[Your goal]: Restate all of the entries exactly, dropping any pictures they hold.

-- start of Listed entries --

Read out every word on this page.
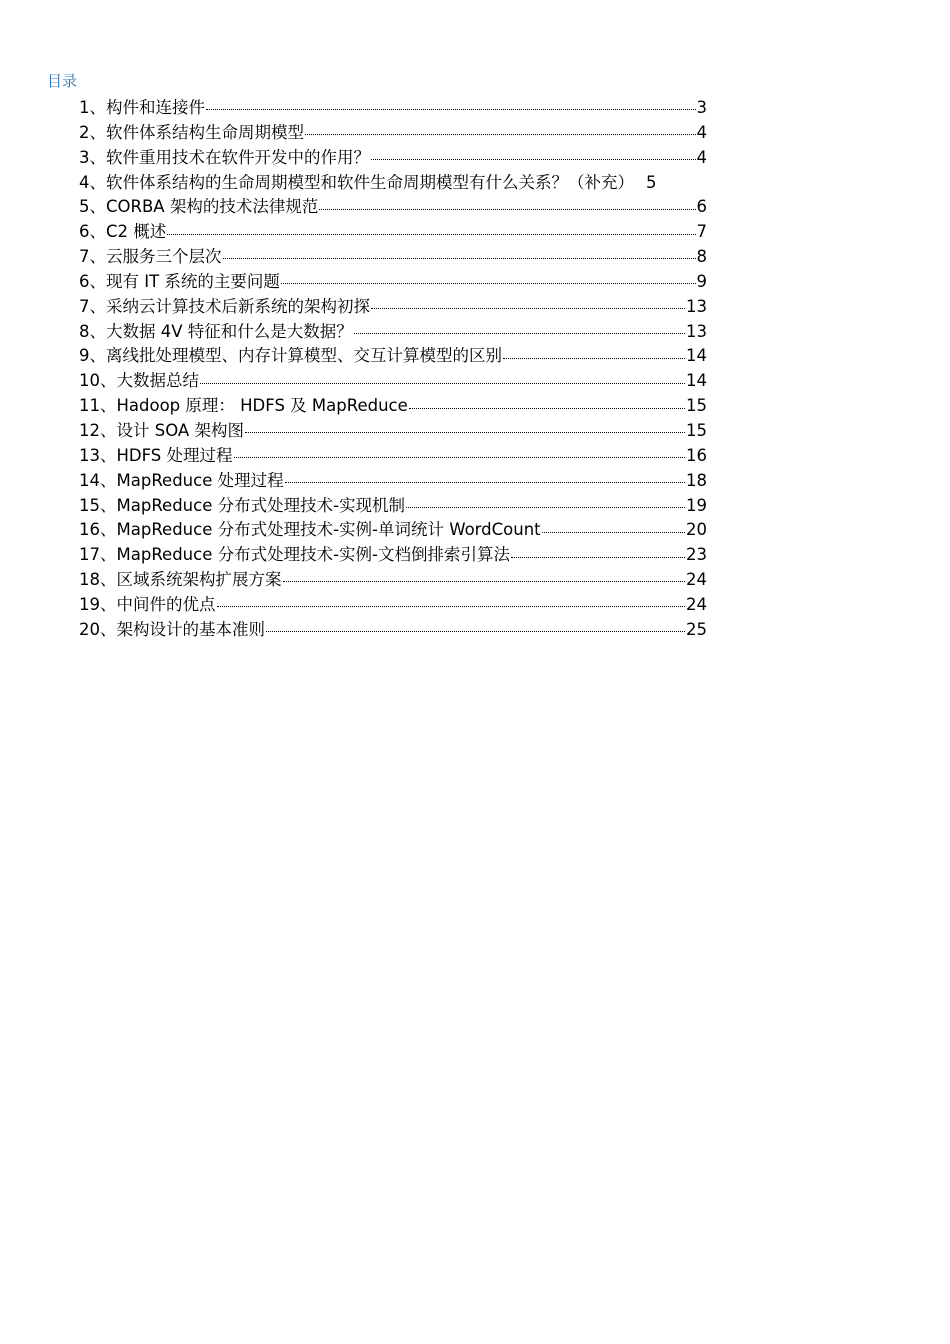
目录
1、构件和连接件	3
2、软件体系结构生命周期模型	4
3、软件重用技术在软件开发中的作用？	4
4、软件体系结构的生命周期模型和软件生命周期模型有什么关系？（补充） 5
5、CORBA 架构的技术法律规范	6
6、C2 概述	7
7、云服务三个层次	8
6、现有 IT 系统的主要问题	9
7、采纳云计算技术后新系统的架构初探	13
8、大数据 4V 特征和什么是大数据？	13
9、离线批处理模型、内存计算模型、交互计算模型的区别	14
10、大数据总结	14
11、Hadoop 原理： HDFS 及 MapReduce	15
12、设计 SOA 架构图	15
13、HDFS 处理过程	16
14、MapReduce 处理过程	18
15、MapReduce 分布式处理技术-实现机制	19
16、MapReduce 分布式处理技术-实例-单词统计 WordCount	20
17、MapReduce 分布式处理技术-实例-文档倒排索引算法	23
18、区域系统架构扩展方案	24
19、中间件的优点	24
20、架构设计的基本准则	25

-- end of Listed entries --

[Answer for the task]:
Read out every word on this page.
目录
1、构件和连接件	3
2、软件体系结构生命周期模型	4
3、软件重用技术在软件开发中的作用？	4
4、软件体系结构的生命周期模型和软件生命周期模型有什么关系？（补充） 5
5、CORBA 架构的技术法律规范	6
6、C2 概述	7
7、云服务三个层次	8
6、现有 IT 系统的主要问题	9
7、采纳云计算技术后新系统的架构初探	13
8、大数据 4V 特征和什么是大数据？	13
9、离线批处理模型、内存计算模型、交互计算模型的区别	14
10、大数据总结	14
11、Hadoop 原理： HDFS 及 MapReduce	15
12、设计 SOA 架构图	15
13、HDFS 处理过程	16
14、MapReduce 处理过程	18
15、MapReduce 分布式处理技术-实现机制	19
16、MapReduce 分布式处理技术-实例-单词统计 WordCount	20
17、MapReduce 分布式处理技术-实例-文档倒排索引算法	23
18、区域系统架构扩展方案	24
19、中间件的优点	24
20、架构设计的基本准则	25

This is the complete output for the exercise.